● **Stated goal**:
Every line with the string "data" should be gathered.

-- start Records shown --

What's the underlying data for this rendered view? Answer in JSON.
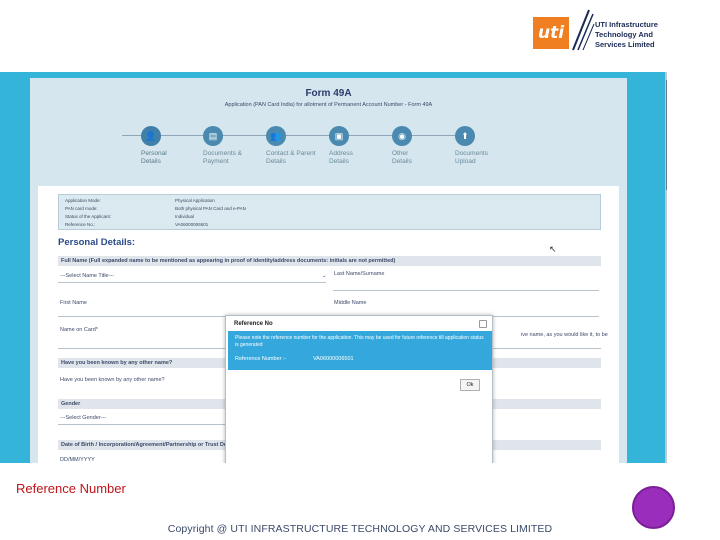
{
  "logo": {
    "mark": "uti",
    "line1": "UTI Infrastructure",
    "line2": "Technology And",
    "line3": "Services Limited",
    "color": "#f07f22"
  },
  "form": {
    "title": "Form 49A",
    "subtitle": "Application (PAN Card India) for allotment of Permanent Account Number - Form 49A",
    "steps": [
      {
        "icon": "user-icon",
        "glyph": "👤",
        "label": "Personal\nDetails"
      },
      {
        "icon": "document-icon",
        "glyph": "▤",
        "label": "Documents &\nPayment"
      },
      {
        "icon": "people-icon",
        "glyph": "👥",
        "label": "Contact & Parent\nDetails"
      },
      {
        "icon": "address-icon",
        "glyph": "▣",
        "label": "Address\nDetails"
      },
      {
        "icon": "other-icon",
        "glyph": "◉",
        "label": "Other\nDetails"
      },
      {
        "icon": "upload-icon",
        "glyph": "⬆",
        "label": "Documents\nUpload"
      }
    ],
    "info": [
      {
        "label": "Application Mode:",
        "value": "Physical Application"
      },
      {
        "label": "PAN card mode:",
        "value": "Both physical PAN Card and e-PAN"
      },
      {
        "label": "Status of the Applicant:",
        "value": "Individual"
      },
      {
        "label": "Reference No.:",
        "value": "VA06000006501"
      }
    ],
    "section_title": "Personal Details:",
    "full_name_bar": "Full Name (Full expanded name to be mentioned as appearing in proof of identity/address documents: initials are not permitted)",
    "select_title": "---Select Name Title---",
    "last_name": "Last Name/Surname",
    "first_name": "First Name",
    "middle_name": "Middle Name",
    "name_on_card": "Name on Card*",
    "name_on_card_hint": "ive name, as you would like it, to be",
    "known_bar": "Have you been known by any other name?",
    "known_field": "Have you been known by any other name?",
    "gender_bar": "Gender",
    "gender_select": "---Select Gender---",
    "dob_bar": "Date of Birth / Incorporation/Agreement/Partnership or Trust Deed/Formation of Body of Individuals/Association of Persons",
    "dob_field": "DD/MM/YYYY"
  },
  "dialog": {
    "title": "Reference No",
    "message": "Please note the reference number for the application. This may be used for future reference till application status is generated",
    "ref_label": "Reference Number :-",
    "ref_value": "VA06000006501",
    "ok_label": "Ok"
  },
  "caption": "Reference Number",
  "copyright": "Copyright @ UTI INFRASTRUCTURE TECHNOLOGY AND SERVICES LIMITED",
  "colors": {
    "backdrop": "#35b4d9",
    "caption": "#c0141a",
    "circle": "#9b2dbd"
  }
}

-- end Records shown --
-- start Records shown --

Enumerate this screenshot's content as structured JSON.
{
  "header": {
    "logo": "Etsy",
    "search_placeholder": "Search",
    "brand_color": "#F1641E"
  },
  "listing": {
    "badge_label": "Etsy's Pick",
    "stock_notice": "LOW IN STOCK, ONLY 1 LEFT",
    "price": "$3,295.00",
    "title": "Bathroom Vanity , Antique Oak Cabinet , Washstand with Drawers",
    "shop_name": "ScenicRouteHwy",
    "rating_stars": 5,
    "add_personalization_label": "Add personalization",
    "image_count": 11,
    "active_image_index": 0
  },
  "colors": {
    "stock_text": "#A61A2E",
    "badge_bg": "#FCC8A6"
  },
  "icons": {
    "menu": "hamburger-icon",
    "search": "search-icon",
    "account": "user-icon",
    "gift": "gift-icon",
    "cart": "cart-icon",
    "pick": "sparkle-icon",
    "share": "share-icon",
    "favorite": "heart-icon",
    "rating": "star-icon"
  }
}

-- end Records shown --
-- start Records shown --

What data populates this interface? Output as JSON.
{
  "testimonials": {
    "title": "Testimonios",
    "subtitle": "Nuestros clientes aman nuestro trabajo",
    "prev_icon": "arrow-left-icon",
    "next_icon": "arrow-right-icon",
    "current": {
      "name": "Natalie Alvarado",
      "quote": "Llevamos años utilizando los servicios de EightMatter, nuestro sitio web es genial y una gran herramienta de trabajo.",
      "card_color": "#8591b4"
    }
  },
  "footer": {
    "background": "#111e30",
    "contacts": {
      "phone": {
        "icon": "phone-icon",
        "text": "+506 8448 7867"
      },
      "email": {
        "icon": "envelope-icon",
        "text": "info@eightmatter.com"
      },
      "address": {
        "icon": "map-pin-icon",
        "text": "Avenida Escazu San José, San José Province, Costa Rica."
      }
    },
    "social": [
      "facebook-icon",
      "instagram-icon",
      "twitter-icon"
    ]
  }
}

-- end Records shown --

● **Answer in full**:
What's the underlying data for this rendered view? Answer in JSON.
What data populates this interface? Output as JSON.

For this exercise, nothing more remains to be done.